───── Entries supplied ─────
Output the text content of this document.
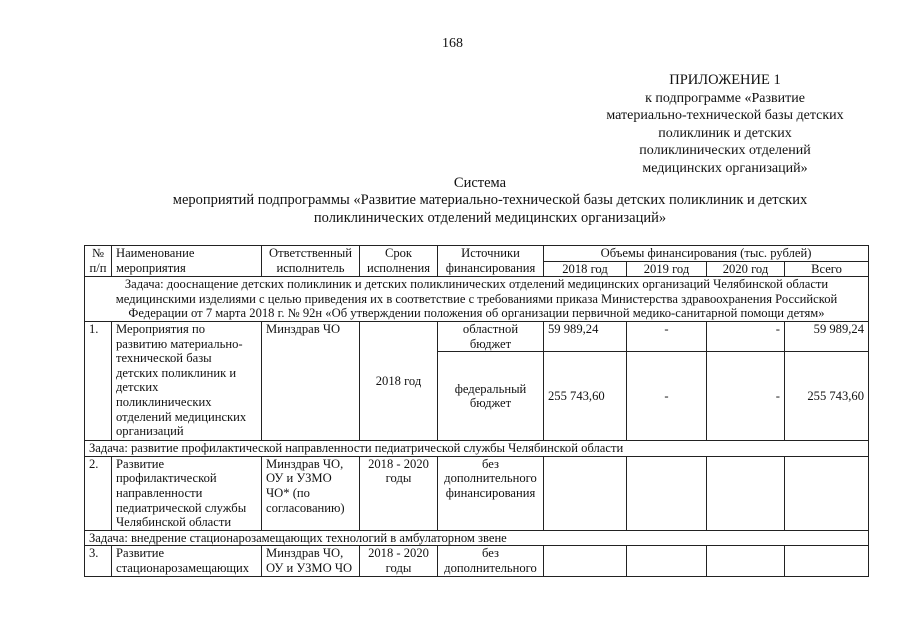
168
ПРИЛОЖЕНИЕ 1
к подпрограмме «Развитие
материально-технической базы детских
поликлиник и детских
поликлинических отделений
медицинских организаций»
Система
мероприятий подпрограммы «Развитие материально-технической базы детских поликлиник и детских поликлинических отделений медицинских организаций»
№	Наименование	Ответственный	Срок	Источники	Объемы финансирования (тыс. рублей)			
п/п	мероприятия	исполнитель	исполнения	финансирования	2018 год	2019 год	2020 год	Всего
Задача: дооснащение детских поликлиник и детских поликлинических отделений медицинских организаций Челябинской области медицинскими изделиями с целью приведения их в соответствие с требованиями приказа Министерства здравоохранения Российской Федерации от 7 марта 2018 г. № 92н «Об утверждении положения об организации первичной медико-санитарной помощи детям»								
1.	Мероприятия по развитию материально-технической базы детских поликлиник и детских поликлинических отделений медицинских организаций	Минздрав ЧО	2018 год	областной бюджет	59 989,24	-	-	59 989,24
				федеральный бюджет	255 743,60	-	-	255 743,60
Задача: развитие профилактической направленности педиатрической службы Челябинской области								
2.	Развитие профилактической направленности педиатрической службы Челябинской области	Минздрав ЧО, ОУ и УЗМО ЧО* (по согласованию)	2018 - 2020 годы	без дополнительного финансирования				
Задача: внедрение стационарозамещающих технологий в амбулаторном звене								
3.	Развитие стационарозамещающих	Минздрав ЧО, ОУ и УЗМО ЧО	2018 - 2020 годы	без дополнительного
─────
• What to produce: Report back each line of the entries that holds the string "технической".

• Response to the task:
материально-технической базы детских
мероприятий подпрограммы «Развитие материально-технической базы детских поликлиник и детских поликлинических отделений медицинских организаций»
1.	Мероприятия по развитию материально-технической базы детских поликлиник и детских поликлинических отделений медицинских организаций	Минздрав ЧО	2018 год	областной бюджет	59 989,24	-	-	59 989,24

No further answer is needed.